Do this →
Search the material below for the string "szyby" and list each line that holds it.

BEGIN Records to process

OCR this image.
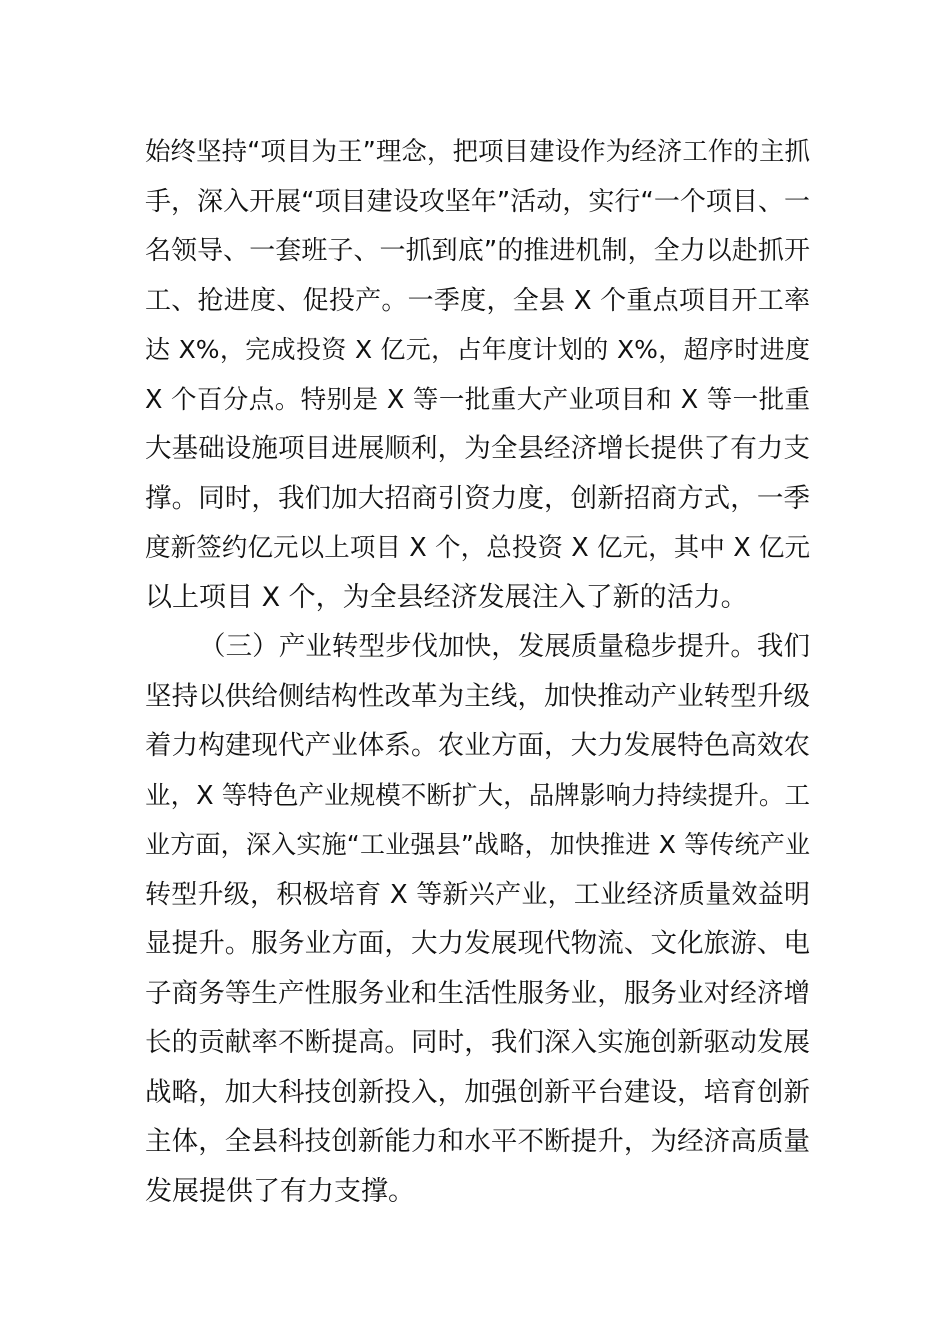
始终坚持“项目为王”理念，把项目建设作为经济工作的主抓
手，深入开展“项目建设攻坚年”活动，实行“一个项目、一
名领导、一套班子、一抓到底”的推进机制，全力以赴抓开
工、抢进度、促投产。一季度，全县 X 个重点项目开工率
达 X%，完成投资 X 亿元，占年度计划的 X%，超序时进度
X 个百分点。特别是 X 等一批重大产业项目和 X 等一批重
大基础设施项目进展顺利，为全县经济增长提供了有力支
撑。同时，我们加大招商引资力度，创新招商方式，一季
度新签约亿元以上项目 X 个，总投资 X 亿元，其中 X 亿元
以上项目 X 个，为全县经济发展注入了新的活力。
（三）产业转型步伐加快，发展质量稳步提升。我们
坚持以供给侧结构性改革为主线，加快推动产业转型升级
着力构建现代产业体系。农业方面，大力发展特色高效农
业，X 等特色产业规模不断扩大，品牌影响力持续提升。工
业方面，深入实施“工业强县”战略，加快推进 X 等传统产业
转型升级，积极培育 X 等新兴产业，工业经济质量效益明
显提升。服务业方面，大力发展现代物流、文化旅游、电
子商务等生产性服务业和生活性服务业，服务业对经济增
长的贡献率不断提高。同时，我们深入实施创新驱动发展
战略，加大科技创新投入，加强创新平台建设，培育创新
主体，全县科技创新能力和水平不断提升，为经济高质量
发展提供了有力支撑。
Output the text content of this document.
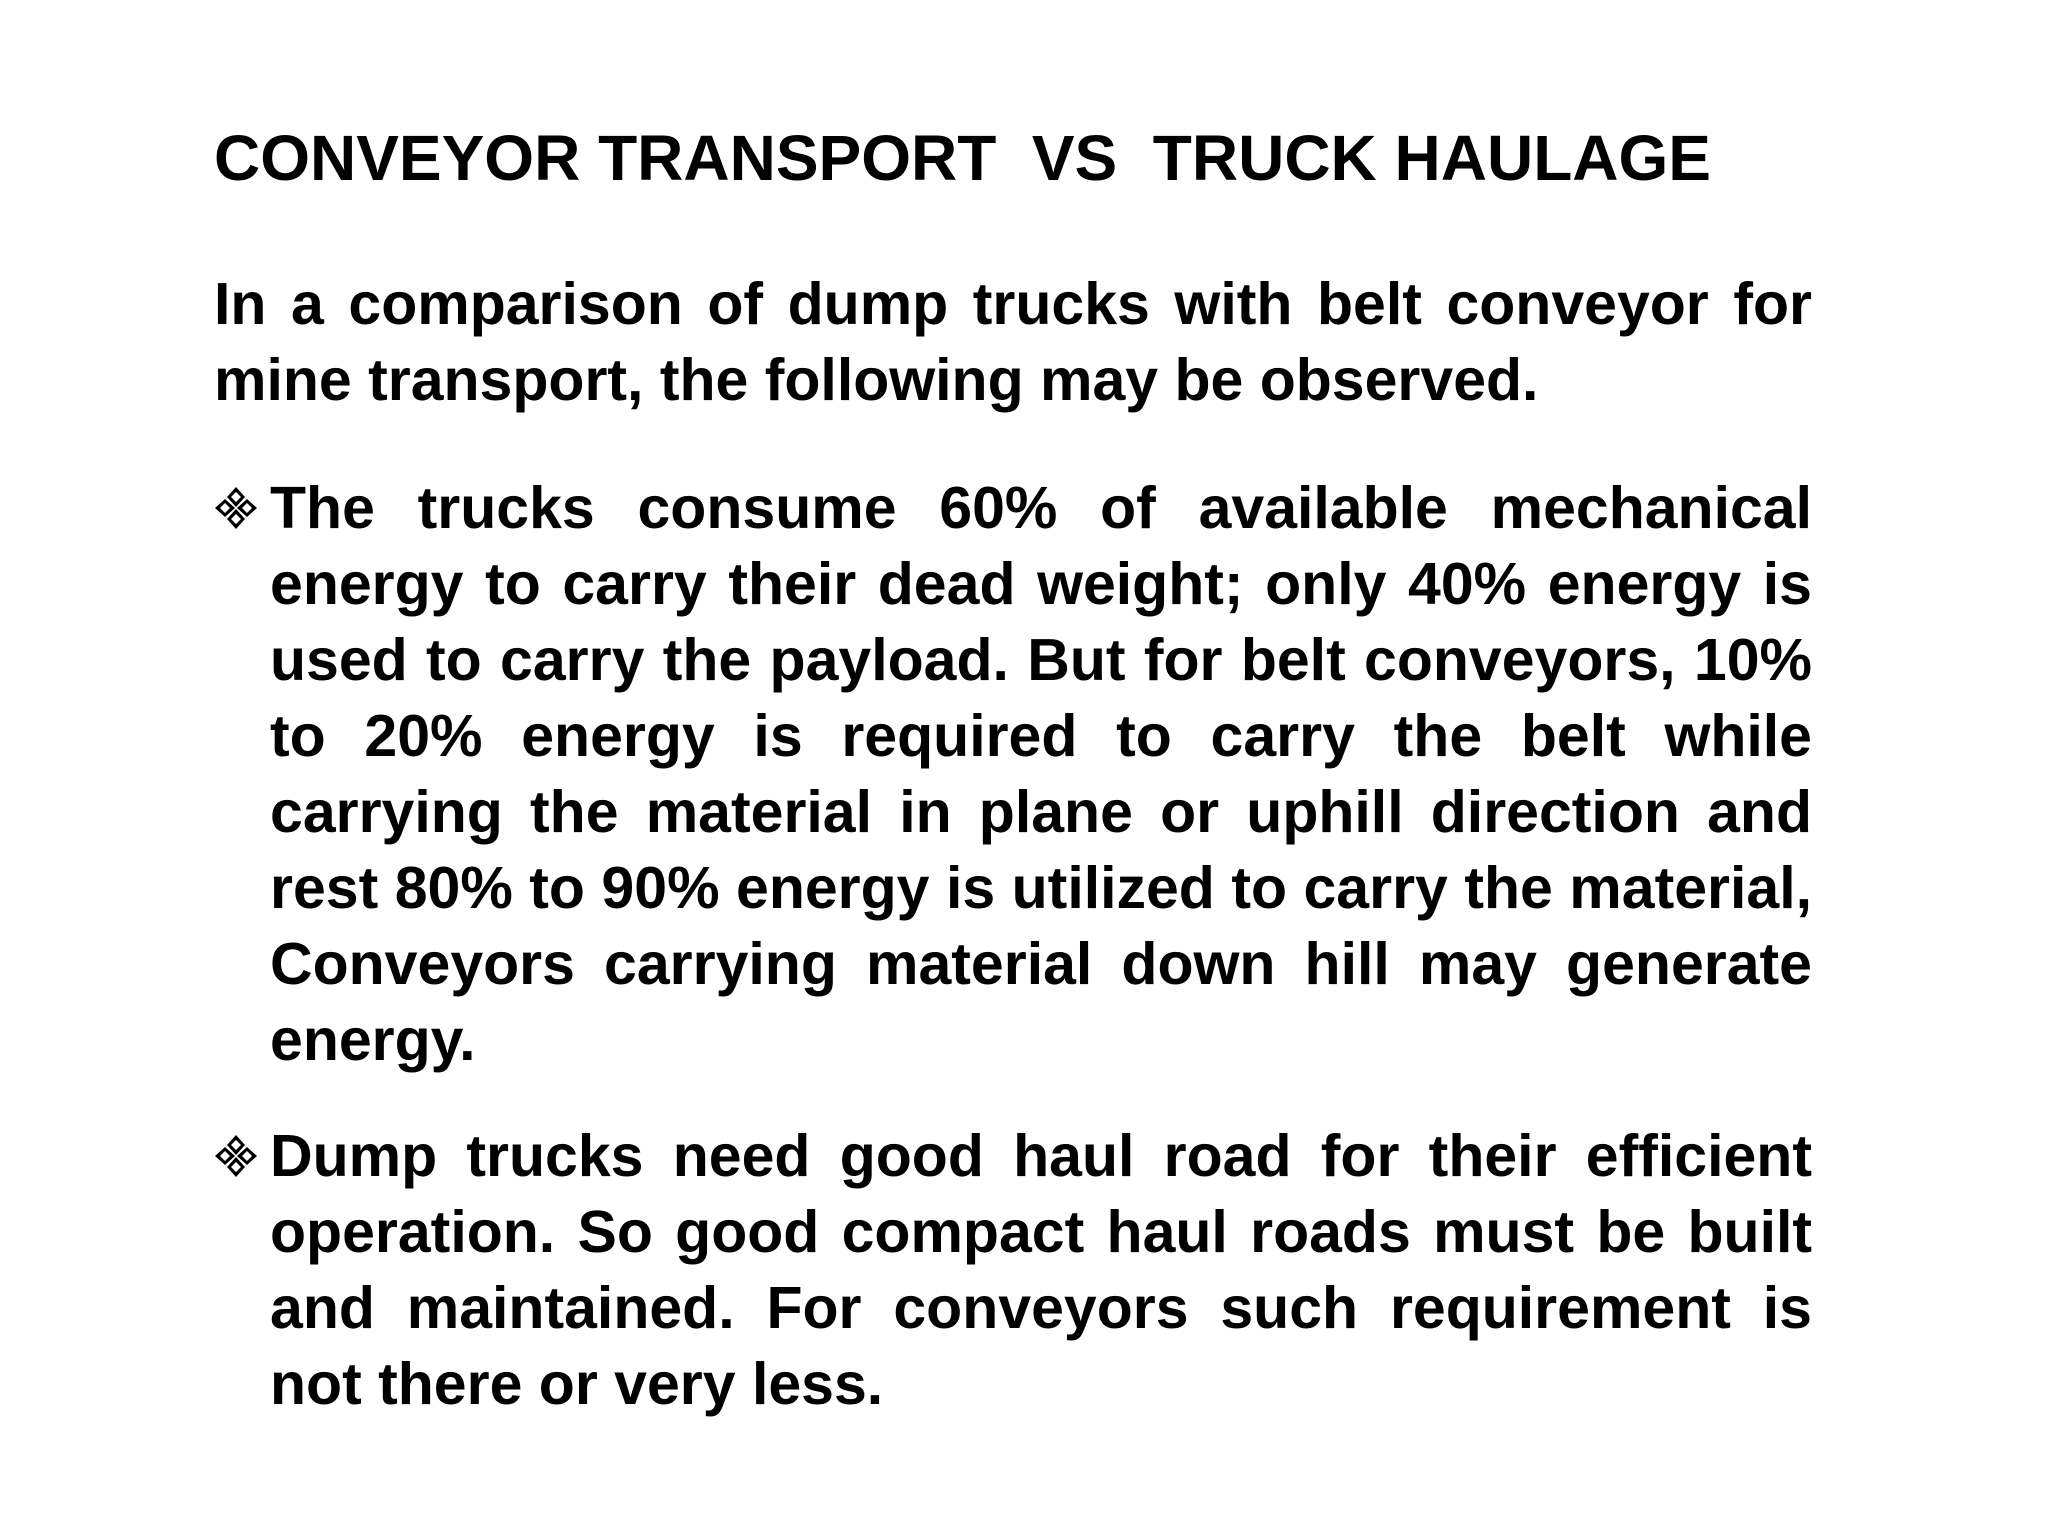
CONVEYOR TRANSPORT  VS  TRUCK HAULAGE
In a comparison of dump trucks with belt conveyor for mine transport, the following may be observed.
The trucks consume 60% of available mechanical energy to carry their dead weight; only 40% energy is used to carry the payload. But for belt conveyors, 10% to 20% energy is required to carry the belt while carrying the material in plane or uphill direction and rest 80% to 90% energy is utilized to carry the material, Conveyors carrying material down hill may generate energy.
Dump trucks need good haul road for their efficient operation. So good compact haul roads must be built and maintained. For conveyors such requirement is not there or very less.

END Records to process
BEGIN Records to process

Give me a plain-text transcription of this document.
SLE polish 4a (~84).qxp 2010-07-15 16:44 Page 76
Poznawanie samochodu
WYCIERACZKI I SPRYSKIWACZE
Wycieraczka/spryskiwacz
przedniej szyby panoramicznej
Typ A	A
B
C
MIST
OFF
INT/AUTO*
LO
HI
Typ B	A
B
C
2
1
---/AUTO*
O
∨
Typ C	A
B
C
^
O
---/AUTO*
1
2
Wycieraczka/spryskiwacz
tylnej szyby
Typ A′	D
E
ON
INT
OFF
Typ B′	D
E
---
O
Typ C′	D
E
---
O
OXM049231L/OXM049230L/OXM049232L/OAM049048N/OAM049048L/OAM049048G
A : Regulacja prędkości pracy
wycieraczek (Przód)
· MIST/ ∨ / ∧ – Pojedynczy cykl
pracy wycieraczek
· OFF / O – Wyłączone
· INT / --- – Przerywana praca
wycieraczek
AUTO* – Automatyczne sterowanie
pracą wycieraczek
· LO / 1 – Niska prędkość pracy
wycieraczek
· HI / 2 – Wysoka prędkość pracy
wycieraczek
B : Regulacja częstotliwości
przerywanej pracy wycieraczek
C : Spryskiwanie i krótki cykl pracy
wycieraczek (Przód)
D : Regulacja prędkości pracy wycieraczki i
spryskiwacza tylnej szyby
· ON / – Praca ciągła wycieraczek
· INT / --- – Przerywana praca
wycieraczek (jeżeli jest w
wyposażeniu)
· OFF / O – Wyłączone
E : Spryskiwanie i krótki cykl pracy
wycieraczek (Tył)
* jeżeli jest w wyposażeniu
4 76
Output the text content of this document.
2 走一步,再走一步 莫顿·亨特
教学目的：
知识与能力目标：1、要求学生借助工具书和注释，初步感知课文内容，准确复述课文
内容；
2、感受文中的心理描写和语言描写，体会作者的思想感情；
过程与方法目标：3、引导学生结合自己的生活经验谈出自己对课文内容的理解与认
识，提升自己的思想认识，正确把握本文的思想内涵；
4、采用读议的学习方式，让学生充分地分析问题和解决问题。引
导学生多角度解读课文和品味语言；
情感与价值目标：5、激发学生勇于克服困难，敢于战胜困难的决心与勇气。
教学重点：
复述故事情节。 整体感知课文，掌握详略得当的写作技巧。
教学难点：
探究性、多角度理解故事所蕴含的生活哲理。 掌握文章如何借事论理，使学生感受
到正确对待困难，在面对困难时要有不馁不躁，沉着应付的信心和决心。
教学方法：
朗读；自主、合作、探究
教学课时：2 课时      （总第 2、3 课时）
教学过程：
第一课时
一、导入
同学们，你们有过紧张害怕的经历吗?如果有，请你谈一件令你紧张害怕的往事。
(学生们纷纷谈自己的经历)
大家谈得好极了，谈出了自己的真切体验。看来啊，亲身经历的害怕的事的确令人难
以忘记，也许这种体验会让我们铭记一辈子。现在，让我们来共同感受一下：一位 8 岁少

END Records to process

Solution for this task →
przedniej szyby panoramicznej
tylnej szyby
spryskiwacza tylnej szyby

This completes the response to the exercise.